Begin
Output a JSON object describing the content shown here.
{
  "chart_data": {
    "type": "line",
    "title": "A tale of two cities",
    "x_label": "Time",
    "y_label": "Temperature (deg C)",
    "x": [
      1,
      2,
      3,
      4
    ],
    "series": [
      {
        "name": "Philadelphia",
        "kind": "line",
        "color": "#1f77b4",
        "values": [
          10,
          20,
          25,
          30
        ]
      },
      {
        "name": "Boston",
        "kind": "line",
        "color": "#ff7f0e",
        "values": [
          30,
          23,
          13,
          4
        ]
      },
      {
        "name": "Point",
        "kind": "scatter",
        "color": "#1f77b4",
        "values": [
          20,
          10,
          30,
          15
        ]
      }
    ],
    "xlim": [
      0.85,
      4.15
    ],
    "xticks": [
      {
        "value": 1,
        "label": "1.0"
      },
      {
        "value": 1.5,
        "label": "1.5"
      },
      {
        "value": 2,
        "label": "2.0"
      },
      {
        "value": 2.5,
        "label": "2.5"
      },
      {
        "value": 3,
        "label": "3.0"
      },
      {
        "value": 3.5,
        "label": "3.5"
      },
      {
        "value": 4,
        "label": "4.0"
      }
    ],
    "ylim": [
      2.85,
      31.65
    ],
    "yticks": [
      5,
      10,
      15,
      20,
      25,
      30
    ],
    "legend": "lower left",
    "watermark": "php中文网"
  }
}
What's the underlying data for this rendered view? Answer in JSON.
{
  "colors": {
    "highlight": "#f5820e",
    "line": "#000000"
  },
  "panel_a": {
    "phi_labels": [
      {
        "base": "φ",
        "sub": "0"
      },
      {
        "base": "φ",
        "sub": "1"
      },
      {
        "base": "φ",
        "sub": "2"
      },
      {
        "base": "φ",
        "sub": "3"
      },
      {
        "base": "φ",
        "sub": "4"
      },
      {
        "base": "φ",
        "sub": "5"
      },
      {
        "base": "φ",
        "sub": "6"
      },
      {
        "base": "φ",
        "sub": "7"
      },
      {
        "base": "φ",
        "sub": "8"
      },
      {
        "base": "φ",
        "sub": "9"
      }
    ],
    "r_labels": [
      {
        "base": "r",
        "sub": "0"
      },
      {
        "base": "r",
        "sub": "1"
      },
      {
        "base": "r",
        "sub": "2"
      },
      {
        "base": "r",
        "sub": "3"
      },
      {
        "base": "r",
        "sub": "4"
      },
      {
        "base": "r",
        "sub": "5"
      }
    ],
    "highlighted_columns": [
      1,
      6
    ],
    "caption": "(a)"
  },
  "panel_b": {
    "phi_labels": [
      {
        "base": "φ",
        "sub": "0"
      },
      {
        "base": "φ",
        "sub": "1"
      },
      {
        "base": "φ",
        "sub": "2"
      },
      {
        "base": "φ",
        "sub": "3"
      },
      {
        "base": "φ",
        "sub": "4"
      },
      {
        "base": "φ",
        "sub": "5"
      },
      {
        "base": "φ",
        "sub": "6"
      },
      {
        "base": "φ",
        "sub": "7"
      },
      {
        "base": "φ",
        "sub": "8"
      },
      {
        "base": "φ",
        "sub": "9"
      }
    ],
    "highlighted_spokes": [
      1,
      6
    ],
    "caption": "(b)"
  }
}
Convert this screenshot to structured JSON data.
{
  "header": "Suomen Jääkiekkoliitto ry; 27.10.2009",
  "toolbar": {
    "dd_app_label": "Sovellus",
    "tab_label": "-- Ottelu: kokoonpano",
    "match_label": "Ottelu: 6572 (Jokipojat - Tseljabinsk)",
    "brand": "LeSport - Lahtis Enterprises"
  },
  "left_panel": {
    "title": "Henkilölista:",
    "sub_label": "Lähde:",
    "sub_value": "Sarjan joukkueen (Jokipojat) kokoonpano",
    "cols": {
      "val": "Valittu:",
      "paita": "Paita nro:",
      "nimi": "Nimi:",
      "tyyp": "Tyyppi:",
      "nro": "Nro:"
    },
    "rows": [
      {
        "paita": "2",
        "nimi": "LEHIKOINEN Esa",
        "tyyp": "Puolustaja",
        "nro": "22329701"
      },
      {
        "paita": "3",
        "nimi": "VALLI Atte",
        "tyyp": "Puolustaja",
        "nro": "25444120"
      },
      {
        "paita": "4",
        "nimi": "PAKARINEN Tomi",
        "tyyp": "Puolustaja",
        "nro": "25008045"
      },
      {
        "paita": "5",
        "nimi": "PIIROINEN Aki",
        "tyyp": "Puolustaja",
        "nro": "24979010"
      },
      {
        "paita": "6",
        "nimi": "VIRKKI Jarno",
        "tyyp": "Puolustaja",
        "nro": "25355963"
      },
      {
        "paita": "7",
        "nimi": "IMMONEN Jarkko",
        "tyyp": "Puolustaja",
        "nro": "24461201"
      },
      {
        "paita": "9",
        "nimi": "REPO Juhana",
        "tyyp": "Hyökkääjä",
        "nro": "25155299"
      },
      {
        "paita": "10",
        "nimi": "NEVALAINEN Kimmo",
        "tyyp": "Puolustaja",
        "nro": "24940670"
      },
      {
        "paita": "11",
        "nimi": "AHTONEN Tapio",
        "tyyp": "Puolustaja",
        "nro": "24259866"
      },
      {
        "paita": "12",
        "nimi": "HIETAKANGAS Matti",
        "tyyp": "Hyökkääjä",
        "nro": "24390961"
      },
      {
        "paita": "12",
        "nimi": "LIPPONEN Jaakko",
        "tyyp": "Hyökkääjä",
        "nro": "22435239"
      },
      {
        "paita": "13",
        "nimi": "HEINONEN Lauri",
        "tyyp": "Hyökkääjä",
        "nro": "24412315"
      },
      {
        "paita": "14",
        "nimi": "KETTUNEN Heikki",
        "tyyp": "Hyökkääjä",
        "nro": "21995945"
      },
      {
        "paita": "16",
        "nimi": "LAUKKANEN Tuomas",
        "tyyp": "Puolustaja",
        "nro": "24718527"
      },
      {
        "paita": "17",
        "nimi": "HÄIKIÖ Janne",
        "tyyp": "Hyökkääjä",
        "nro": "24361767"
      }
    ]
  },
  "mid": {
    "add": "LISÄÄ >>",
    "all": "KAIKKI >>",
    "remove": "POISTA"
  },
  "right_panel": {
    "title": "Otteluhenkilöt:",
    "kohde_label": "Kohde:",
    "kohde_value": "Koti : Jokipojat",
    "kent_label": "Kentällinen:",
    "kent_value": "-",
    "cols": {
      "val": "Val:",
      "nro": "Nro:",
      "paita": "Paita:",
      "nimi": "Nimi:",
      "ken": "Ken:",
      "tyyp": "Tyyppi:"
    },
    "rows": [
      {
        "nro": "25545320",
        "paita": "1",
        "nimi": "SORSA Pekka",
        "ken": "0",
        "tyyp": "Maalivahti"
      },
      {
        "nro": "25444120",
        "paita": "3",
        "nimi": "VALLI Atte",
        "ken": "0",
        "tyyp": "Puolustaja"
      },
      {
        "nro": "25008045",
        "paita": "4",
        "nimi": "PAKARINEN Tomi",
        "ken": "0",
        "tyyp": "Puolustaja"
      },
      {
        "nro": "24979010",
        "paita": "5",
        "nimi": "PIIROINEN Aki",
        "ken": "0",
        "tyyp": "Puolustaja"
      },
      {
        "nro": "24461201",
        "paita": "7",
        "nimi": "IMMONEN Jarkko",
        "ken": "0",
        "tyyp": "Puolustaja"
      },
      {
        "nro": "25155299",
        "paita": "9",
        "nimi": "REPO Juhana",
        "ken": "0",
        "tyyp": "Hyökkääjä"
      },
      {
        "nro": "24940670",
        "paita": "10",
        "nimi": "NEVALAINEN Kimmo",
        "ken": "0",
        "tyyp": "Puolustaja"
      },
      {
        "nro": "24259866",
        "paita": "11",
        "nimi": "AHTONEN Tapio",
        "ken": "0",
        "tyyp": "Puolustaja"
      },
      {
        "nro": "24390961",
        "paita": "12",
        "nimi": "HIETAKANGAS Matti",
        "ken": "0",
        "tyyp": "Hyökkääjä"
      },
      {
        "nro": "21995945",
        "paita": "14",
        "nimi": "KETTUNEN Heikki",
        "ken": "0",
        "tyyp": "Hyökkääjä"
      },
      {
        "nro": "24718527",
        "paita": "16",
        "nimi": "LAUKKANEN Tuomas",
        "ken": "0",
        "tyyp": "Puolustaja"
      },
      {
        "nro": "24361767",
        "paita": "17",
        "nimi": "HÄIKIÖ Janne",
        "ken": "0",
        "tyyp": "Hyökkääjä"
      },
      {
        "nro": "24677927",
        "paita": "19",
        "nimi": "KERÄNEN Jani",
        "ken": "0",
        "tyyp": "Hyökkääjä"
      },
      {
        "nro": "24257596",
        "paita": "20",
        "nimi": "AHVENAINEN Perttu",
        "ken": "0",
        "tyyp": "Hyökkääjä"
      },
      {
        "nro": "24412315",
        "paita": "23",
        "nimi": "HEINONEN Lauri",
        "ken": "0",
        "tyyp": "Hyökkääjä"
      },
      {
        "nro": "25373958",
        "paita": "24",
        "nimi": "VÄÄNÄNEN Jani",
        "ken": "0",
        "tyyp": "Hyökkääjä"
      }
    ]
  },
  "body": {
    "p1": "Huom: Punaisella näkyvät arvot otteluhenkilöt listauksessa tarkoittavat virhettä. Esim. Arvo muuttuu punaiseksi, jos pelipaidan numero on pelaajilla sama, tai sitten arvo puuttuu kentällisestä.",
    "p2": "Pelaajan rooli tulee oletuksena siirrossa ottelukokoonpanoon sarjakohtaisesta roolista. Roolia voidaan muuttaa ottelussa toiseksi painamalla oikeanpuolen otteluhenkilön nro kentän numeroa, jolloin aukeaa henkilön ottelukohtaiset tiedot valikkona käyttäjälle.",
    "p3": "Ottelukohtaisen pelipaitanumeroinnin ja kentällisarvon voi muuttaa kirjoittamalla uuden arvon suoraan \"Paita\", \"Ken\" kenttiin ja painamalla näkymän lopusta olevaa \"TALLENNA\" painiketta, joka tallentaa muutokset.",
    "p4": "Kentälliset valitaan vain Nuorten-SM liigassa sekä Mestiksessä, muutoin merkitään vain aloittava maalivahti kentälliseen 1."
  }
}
End
#### [WHAT YOU NEED TO DO]
Filter lines by "Jani" and return each hit.

#### [OUTPUT OF THE EXERCISE]
        "nimi": "KERÄNEN Jani",
        "nimi": "VÄÄNÄNEN Jani",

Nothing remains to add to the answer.